What this task involves: Take from the listing each line that has the string "storages".
---------- Supplied entries
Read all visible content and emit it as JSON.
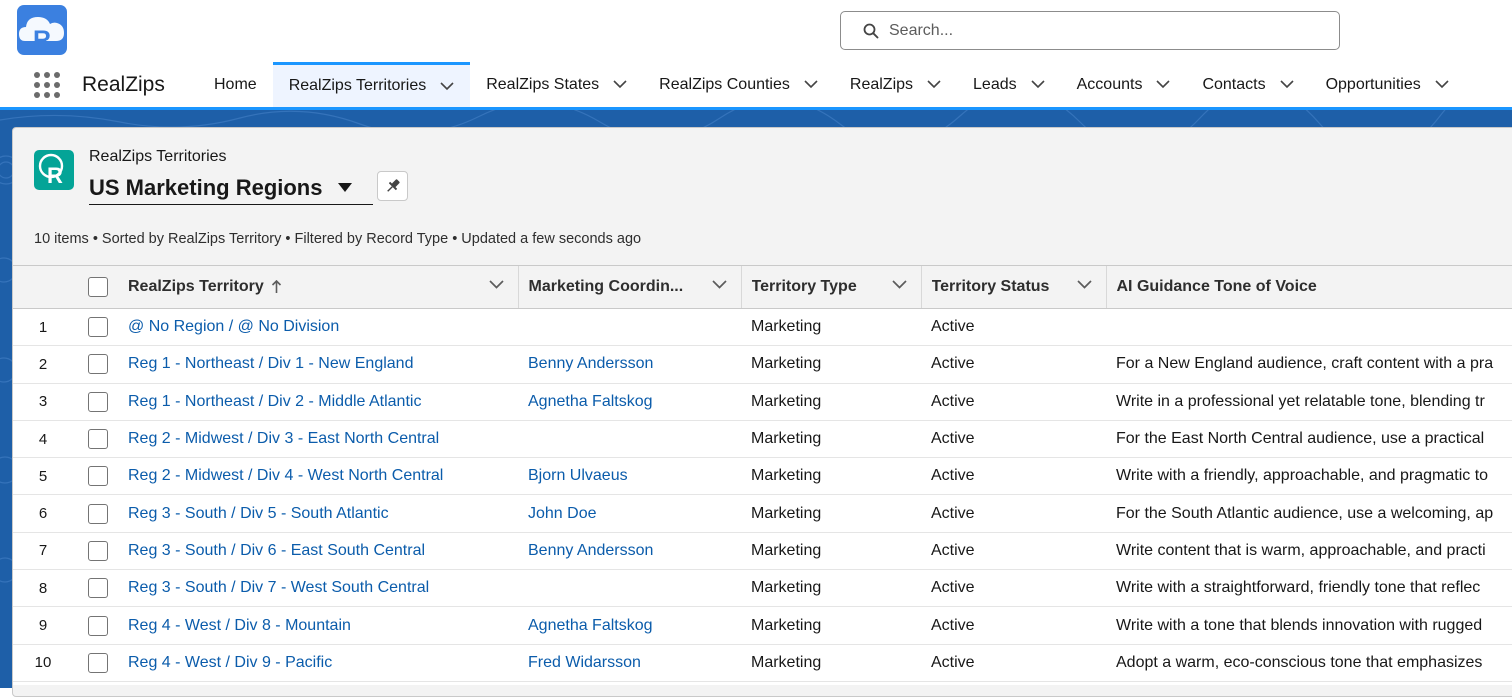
{
  "header": {
    "search_placeholder": "Search..."
  },
  "nav": {
    "app_name": "RealZips",
    "items": [
      {
        "label": "Home",
        "has_menu": false
      },
      {
        "label": "RealZips Territories",
        "has_menu": true,
        "active": true
      },
      {
        "label": "RealZips States",
        "has_menu": true
      },
      {
        "label": "RealZips Counties",
        "has_menu": true
      },
      {
        "label": "RealZips",
        "has_menu": true
      },
      {
        "label": "Leads",
        "has_menu": true
      },
      {
        "label": "Accounts",
        "has_menu": true
      },
      {
        "label": "Contacts",
        "has_menu": true
      },
      {
        "label": "Opportunities",
        "has_menu": true
      }
    ]
  },
  "list_view": {
    "object_label": "RealZips Territories",
    "title": "US Marketing Regions",
    "summary": "10 items • Sorted by RealZips Territory • Filtered by Record Type • Updated a few seconds ago"
  },
  "table": {
    "columns": {
      "name": "RealZips Territory",
      "coordinator": "Marketing Coordin...",
      "type": "Territory Type",
      "status": "Territory Status",
      "tone": "AI Guidance Tone of Voice"
    },
    "rows": [
      {
        "num": "1",
        "name": "@ No Region / @ No Division",
        "coordinator": "",
        "type": "Marketing",
        "status": "Active",
        "tone": ""
      },
      {
        "num": "2",
        "name": "Reg 1 - Northeast / Div 1 - New England",
        "coordinator": "Benny Andersson",
        "type": "Marketing",
        "status": "Active",
        "tone": "For a New England audience, craft content with a pra"
      },
      {
        "num": "3",
        "name": "Reg 1 - Northeast / Div 2 - Middle Atlantic",
        "coordinator": "Agnetha Faltskog",
        "type": "Marketing",
        "status": "Active",
        "tone": "Write in a professional yet relatable tone, blending tr"
      },
      {
        "num": "4",
        "name": "Reg 2 - Midwest / Div 3 - East North Central",
        "coordinator": "",
        "type": "Marketing",
        "status": "Active",
        "tone": "For the East North Central audience, use a practical"
      },
      {
        "num": "5",
        "name": "Reg 2 - Midwest / Div 4 - West North Central",
        "coordinator": "Bjorn Ulvaeus",
        "type": "Marketing",
        "status": "Active",
        "tone": "Write with a friendly, approachable, and pragmatic to"
      },
      {
        "num": "6",
        "name": "Reg 3 - South / Div 5 - South Atlantic",
        "coordinator": "John Doe",
        "type": "Marketing",
        "status": "Active",
        "tone": "For the South Atlantic audience, use a welcoming, ap"
      },
      {
        "num": "7",
        "name": "Reg 3 - South / Div 6 - East South Central",
        "coordinator": "Benny Andersson",
        "type": "Marketing",
        "status": "Active",
        "tone": "Write content that is warm, approachable, and practi"
      },
      {
        "num": "8",
        "name": "Reg 3 - South / Div 7 - West South Central",
        "coordinator": "",
        "type": "Marketing",
        "status": "Active",
        "tone": "Write with a straightforward, friendly tone that reflec"
      },
      {
        "num": "9",
        "name": "Reg 4 - West / Div 8 - Mountain",
        "coordinator": "Agnetha Faltskog",
        "type": "Marketing",
        "status": "Active",
        "tone": "Write with a tone that blends innovation with rugged"
      },
      {
        "num": "10",
        "name": "Reg 4 - West / Div 9 - Pacific",
        "coordinator": "Fred Widarsson",
        "type": "Marketing",
        "status": "Active",
        "tone": "Adopt a warm, eco-conscious tone that emphasizes"
      }
    ]
  }
}
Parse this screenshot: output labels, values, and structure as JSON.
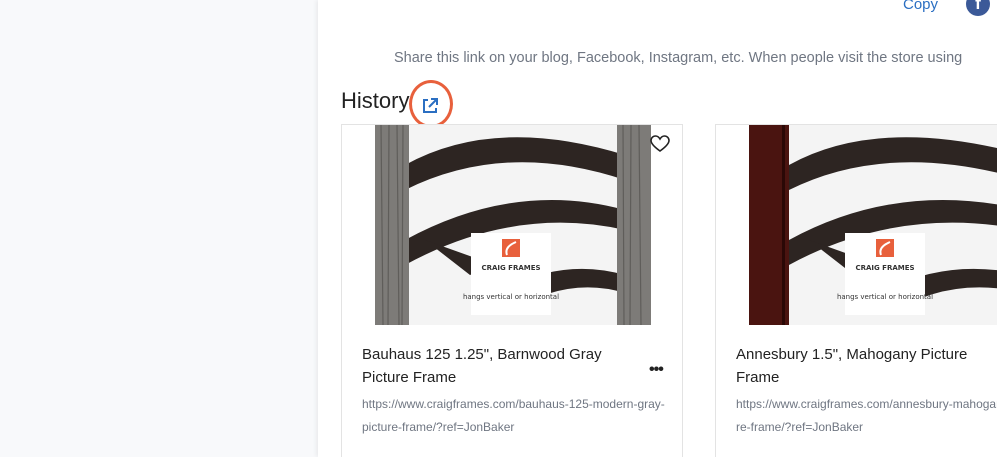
{
  "share": {
    "copy_label": "Copy",
    "facebook_glyph": "f",
    "description": "Share this link on your blog, Facebook, Instagram, etc. When people visit the store using"
  },
  "history": {
    "title": "History",
    "open_icon": "external-link-icon",
    "highlight_color": "#e8603c",
    "items": [
      {
        "title": "Bauhaus 125 1.25\", Barnwood Gray Picture Frame",
        "url": "https://www.craigframes.com/bauhaus-125-modern-gray-picture-frame/?ref=JonBaker",
        "frame_color": "#7d7b78",
        "image_logo": "CRAIG FRAMES",
        "image_caption": "hangs vertical or horizontal"
      },
      {
        "title": "Annesbury 1.5\", Mahogany Picture Frame",
        "url": "https://www.craigframes.com/annesbury-mahogany-picture-frame/?ref=JonBaker",
        "frame_color": "#4a1410",
        "image_logo": "CRAIG FRAMES",
        "image_caption": "hangs vertical or horizontal"
      }
    ]
  }
}
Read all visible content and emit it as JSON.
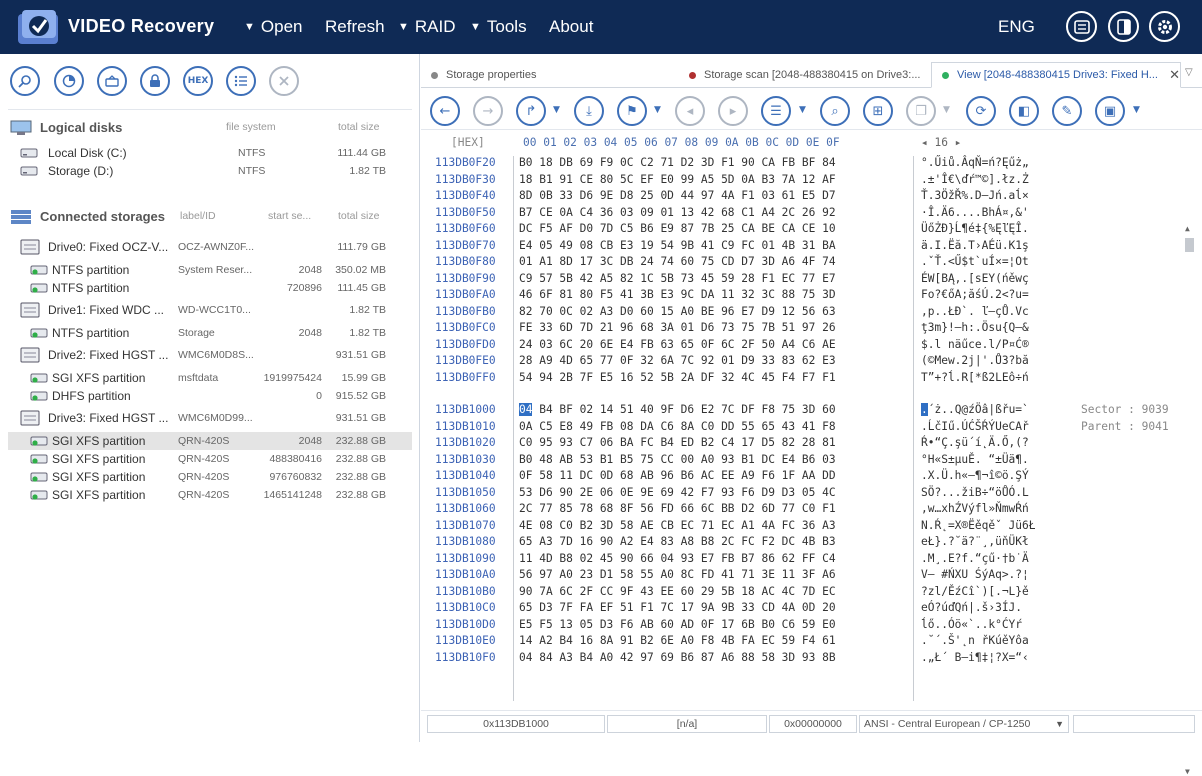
{
  "app": {
    "title": "VIDEO Recovery"
  },
  "menu": [
    {
      "label": "Open",
      "has_arrow": true
    },
    {
      "label": "Refresh",
      "has_arrow": false
    },
    {
      "label": "RAID",
      "has_arrow": true
    },
    {
      "label": "Tools",
      "has_arrow": true
    },
    {
      "label": "About",
      "has_arrow": false
    }
  ],
  "lang": "ENG",
  "left_toolbar": {
    "hex_label": "HEX"
  },
  "logical": {
    "title": "Logical disks",
    "col_fs": "file system",
    "col_size": "total size",
    "items": [
      {
        "name": "Local Disk (C:)",
        "fs": "NTFS",
        "size": "111.44 GB"
      },
      {
        "name": "Storage (D:)",
        "fs": "NTFS",
        "size": "1.82 TB"
      }
    ]
  },
  "storages": {
    "title": "Connected storages",
    "col_label": "label/ID",
    "col_start": "start se...",
    "col_size": "total size",
    "items": [
      {
        "kind": "drive",
        "name": "Drive0: Fixed OCZ-V...",
        "label": "OCZ-AWNZ0F...",
        "start": "",
        "size": "111.79 GB"
      },
      {
        "kind": "part",
        "name": "NTFS partition",
        "label": "System Reser...",
        "start": "2048",
        "size": "350.02 MB"
      },
      {
        "kind": "part",
        "name": "NTFS partition",
        "label": "",
        "start": "720896",
        "size": "111.45 GB"
      },
      {
        "kind": "drive",
        "name": "Drive1: Fixed WDC ...",
        "label": "WD-WCC1T0...",
        "start": "",
        "size": "1.82 TB"
      },
      {
        "kind": "part",
        "name": "NTFS partition",
        "label": "Storage",
        "start": "2048",
        "size": "1.82 TB"
      },
      {
        "kind": "drive",
        "name": "Drive2: Fixed HGST ...",
        "label": "WMC6M0D8S...",
        "start": "",
        "size": "931.51 GB"
      },
      {
        "kind": "part",
        "name": "SGI XFS partition",
        "label": "msftdata",
        "start": "1919975424",
        "size": "15.99 GB"
      },
      {
        "kind": "part",
        "name": "DHFS partition",
        "label": "",
        "start": "0",
        "size": "915.52 GB"
      },
      {
        "kind": "drive",
        "name": "Drive3: Fixed HGST ...",
        "label": "WMC6M0D99...",
        "start": "",
        "size": "931.51 GB"
      },
      {
        "kind": "part",
        "name": "SGI XFS partition",
        "label": "QRN-420S",
        "start": "2048",
        "size": "232.88 GB",
        "selected": true
      },
      {
        "kind": "part",
        "name": "SGI XFS partition",
        "label": "QRN-420S",
        "start": "488380416",
        "size": "232.88 GB"
      },
      {
        "kind": "part",
        "name": "SGI XFS partition",
        "label": "QRN-420S",
        "start": "976760832",
        "size": "232.88 GB"
      },
      {
        "kind": "part",
        "name": "SGI XFS partition",
        "label": "QRN-420S",
        "start": "1465141248",
        "size": "232.88 GB"
      }
    ]
  },
  "tabs": [
    {
      "label": "Storage properties",
      "color": "#888888"
    },
    {
      "label": "Storage scan [2048-488380415 on Drive3:...",
      "color": "#b03030"
    },
    {
      "label": "View [2048-488380415 Drive3: Fixed H...",
      "color": "#2fb060",
      "active": true
    }
  ],
  "hex": {
    "header_label": "[HEX]",
    "columns": "00 01 02 03 04 05 06 07 08 09 0A 0B 0C 0D 0E 0F",
    "page_indicator": "◂ 16 ▸",
    "block1": [
      {
        "addr": "113DB0F20",
        "bytes": "B0 18 DB 69 F9 0C C2 71 D2 3D F1 90 CA FB BF 84",
        "text": "°.Űiů.ÂqŇ=ń?Ęűż„"
      },
      {
        "addr": "113DB0F30",
        "bytes": "18 B1 91 CE 80 5C EF E0 99 A5 5D 0A B3 7A 12 AF",
        "text": ".±'Î€\\ďŕ™©].łz.Ż"
      },
      {
        "addr": "113DB0F40",
        "bytes": "8D 0B 33 D6 9E D8 25 0D 44 97 4A F1 03 61 E5 D7",
        "text": "Ť.3ÖžŘ%.D—Jń.aĺ×"
      },
      {
        "addr": "113DB0F50",
        "bytes": "B7 CE 0A C4 36 03 09 01 13 42 68 C1 A4 2C 26 92",
        "text": "·Î.Ä6....BhÁ¤,&'"
      },
      {
        "addr": "113DB0F60",
        "bytes": "DC F5 AF D0 7D C5 B6 E9 87 7B 25 CA BE CA CE 10",
        "text": "ÜőŻĐ}Ĺ¶é‡{%ĘľĘÎ."
      },
      {
        "addr": "113DB0F70",
        "bytes": "E4 05 49 08 CB E3 19 54 9B 41 C9 FC 01 4B 31 BA",
        "text": "ä.I.Ëă.T›AÉü.K1ş"
      },
      {
        "addr": "113DB0F80",
        "bytes": "01 A1 8D 17 3C DB 24 74 60 75 CD D7 3D A6 4F 74",
        "text": ".ˇŤ.<Ű$t`uÍ×=¦Ot"
      },
      {
        "addr": "113DB0F90",
        "bytes": "C9 57 5B 42 A5 82 1C 5B 73 45 59 28 F1 EC 77 E7",
        "text": "ÉW[BĄ‚.[sEY(ńěwç"
      },
      {
        "addr": "113DB0FA0",
        "bytes": "46 6F 81 80 F5 41 3B E3 9C DA 11 32 3C 88 75 3D",
        "text": "Fo?€őA;ăśÚ.2<?u="
      },
      {
        "addr": "113DB0FB0",
        "bytes": "82 70 0C 02 A3 D0 60 15 A0 BE 96 E7 D9 12 56 63",
        "text": "‚p..ŁĐ`. ľ–çŮ.Vc"
      },
      {
        "addr": "113DB0FC0",
        "bytes": "FE 33 6D 7D 21 96 68 3A 01 D6 73 75 7B 51 97 26",
        "text": "ţ3m}!–h:.Ösu{Q—&"
      },
      {
        "addr": "113DB0FD0",
        "bytes": "24 03 6C 20 6E E4 FB 63 65 0F 6C 2F 50 A4 C6 AE",
        "text": "$.l näűce.l/P¤Ć®"
      },
      {
        "addr": "113DB0FE0",
        "bytes": "28 A9 4D 65 77 0F 32 6A 7C 92 01 D9 33 83 62 E3",
        "text": "(©Mew.2j|'.Ů3?bă"
      },
      {
        "addr": "113DB0FF0",
        "bytes": "54 94 2B 7F E5 16 52 5B 2A DF 32 4C 45 F4 F7 F1",
        "text": "T”+?ĺ.R[*ß2LEô÷ń"
      }
    ],
    "block2": [
      {
        "addr": "113DB1000",
        "first": "04",
        "bytes": " B4 BF 02 14 51 40 9F D6 E2 7C DF F8 75 3D 60",
        "tfirst": ".",
        "text": "´ż..Q@źÖâ|ßřu=`",
        "meta": "Sector : 9039"
      },
      {
        "addr": "113DB1010",
        "bytes": "0A C5 E8 49 FB 08 DA C6 8A C0 DD 55 65 43 41 F8",
        "text": ".ĹčIű.ÚĆŠŔÝUeCAř",
        "meta": "Parent : 9041"
      },
      {
        "addr": "113DB1020",
        "bytes": "C0 95 93 C7 06 BA FC B4 ED B2 C4 17 D5 82 28 81",
        "text": "Ŕ•“Ç.şü´í˛Ä.Ő‚(?"
      },
      {
        "addr": "113DB1030",
        "bytes": "B0 48 AB 53 B1 B5 75 CC 00 A0 93 B1 DC E4 B6 03",
        "text": "°H«S±µuĚ. “±Üä¶."
      },
      {
        "addr": "113DB1040",
        "bytes": "0F 58 11 DC 0D 68 AB 96 B6 AC EE A9 F6 1F AA DD",
        "text": ".X.Ü.h«–¶¬î©ö.ŞÝ"
      },
      {
        "addr": "113DB1050",
        "bytes": "53 D6 90 2E 06 0E 9E 69 42 F7 93 F6 D9 D3 05 4C",
        "text": "SÖ?...žiB÷“öŮÓ.L"
      },
      {
        "addr": "113DB1060",
        "bytes": "2C 77 85 78 68 8F 56 FD 66 6C BB D2 6D 77 C0 F1",
        "text": ",w…xhŹVýfl»ŇmwŔń"
      },
      {
        "addr": "113DB1070",
        "bytes": "4E 08 C0 B2 3D 58 AE CB EC 71 EC A1 4A FC 36 A3",
        "text": "N.Ŕ˛=X®Ëěqěˇ Jü6Ł"
      },
      {
        "addr": "113DB1080",
        "bytes": "65 A3 7D 16 90 A2 E4 83 A8 B8 2C FC F2 DC 4B B3",
        "text": "eŁ}.?˘ä?¨¸,üňÜKł"
      },
      {
        "addr": "113DB1090",
        "bytes": "11 4D B8 02 45 90 66 04 93 E7 FB B7 86 62 FF C4",
        "text": ".M¸.E?f.“çű·†b˙Ä"
      },
      {
        "addr": "113DB10A0",
        "bytes": "56 97 A0 23 D1 58 55 A0 8C FD 41 71 3E 11 3F A6",
        "text": "V— #ŃXU ŚýAq>.?¦"
      },
      {
        "addr": "113DB10B0",
        "bytes": "90 7A 6C 2F CC 9F 43 EE 60 29 5B 18 AC 4C 7D EC",
        "text": "?zl/ĚźCî`)[.¬L}ě"
      },
      {
        "addr": "113DB10C0",
        "bytes": "65 D3 7F FA EF 51 F1 7C 17 9A 9B 33 CD 4A 0D 20",
        "text": "eÓ?úďQń|.š›3ÍJ. "
      },
      {
        "addr": "113DB10D0",
        "bytes": "E5 F5 13 05 D3 F6 AB 60 AD 0F 17 6B B0 C6 59 E0",
        "text": "ĺő..Óö«`­..k°ĆYŕ"
      },
      {
        "addr": "113DB10E0",
        "bytes": "14 A2 B4 16 8A 91 B2 6E A0 F8 4B FA EC 59 F4 61",
        "text": ".˘´.Š'˛n řKúěYôa"
      },
      {
        "addr": "113DB10F0",
        "bytes": "04 84 A3 B4 A0 42 97 69 B6 87 A6 88 58 3D 93 8B",
        "text": ".„Ł´ B—i¶‡¦?X=“‹"
      }
    ]
  },
  "status": {
    "offset": "0x113DB1000",
    "value": "[n/a]",
    "hex": "0x00000000",
    "encoding": "ANSI - Central European / CP-1250",
    "extra": ""
  }
}
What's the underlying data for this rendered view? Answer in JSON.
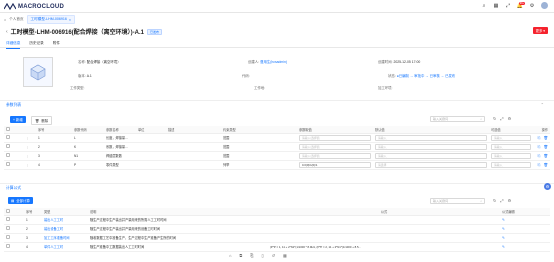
--------------------
Task response:
  "storages": {
    "title": "Connected storages",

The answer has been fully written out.